---------- The input
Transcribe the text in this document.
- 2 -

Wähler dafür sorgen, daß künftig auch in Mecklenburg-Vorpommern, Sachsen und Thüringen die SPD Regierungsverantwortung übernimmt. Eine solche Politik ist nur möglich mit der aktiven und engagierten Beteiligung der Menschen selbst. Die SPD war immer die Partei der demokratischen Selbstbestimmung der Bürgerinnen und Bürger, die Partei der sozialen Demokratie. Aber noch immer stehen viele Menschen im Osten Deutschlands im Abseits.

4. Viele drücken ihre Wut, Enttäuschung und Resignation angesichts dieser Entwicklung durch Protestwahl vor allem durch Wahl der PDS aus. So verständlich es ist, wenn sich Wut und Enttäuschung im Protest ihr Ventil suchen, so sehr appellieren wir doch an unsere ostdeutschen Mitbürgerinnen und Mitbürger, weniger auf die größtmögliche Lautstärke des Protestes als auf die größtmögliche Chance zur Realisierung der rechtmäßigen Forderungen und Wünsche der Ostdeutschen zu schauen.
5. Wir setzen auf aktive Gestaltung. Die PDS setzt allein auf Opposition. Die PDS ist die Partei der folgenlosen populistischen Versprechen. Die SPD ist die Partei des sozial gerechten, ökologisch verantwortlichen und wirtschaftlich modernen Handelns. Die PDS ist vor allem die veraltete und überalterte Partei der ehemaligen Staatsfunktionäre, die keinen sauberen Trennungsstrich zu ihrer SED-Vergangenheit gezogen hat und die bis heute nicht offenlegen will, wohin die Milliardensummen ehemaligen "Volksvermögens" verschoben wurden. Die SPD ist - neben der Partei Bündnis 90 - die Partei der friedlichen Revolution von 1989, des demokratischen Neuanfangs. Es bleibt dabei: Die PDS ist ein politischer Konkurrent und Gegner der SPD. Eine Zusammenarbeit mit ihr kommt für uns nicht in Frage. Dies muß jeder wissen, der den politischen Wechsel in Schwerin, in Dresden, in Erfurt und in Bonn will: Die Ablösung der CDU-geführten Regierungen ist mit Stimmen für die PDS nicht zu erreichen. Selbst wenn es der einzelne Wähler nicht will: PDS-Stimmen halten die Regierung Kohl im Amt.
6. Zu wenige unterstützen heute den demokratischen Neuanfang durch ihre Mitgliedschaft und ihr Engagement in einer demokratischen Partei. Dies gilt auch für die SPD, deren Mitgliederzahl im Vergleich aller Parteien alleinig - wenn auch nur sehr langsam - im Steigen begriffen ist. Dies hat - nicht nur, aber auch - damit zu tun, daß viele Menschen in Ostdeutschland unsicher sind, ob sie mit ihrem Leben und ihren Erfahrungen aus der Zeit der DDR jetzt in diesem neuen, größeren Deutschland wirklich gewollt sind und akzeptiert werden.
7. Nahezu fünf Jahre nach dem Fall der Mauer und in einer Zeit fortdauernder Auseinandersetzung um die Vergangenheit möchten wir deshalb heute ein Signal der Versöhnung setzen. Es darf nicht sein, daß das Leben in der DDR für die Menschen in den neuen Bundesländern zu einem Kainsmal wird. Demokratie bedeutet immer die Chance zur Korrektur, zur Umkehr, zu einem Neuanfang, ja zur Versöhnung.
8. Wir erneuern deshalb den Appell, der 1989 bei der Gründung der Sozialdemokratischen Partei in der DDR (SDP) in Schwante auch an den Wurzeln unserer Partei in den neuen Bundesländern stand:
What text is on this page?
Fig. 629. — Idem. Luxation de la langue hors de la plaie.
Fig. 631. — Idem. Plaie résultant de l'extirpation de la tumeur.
--------------------
Copy out exactly the lines from the line with "What text is on this page?" to the end of the listing, including both of those lines, and give nothing else.

What text is on this page?
Fig. 629. — Idem. Luxation de la langue hors de la plaie.
Fig. 631. — Idem. Plaie résultant de l'extirpation de la tumeur.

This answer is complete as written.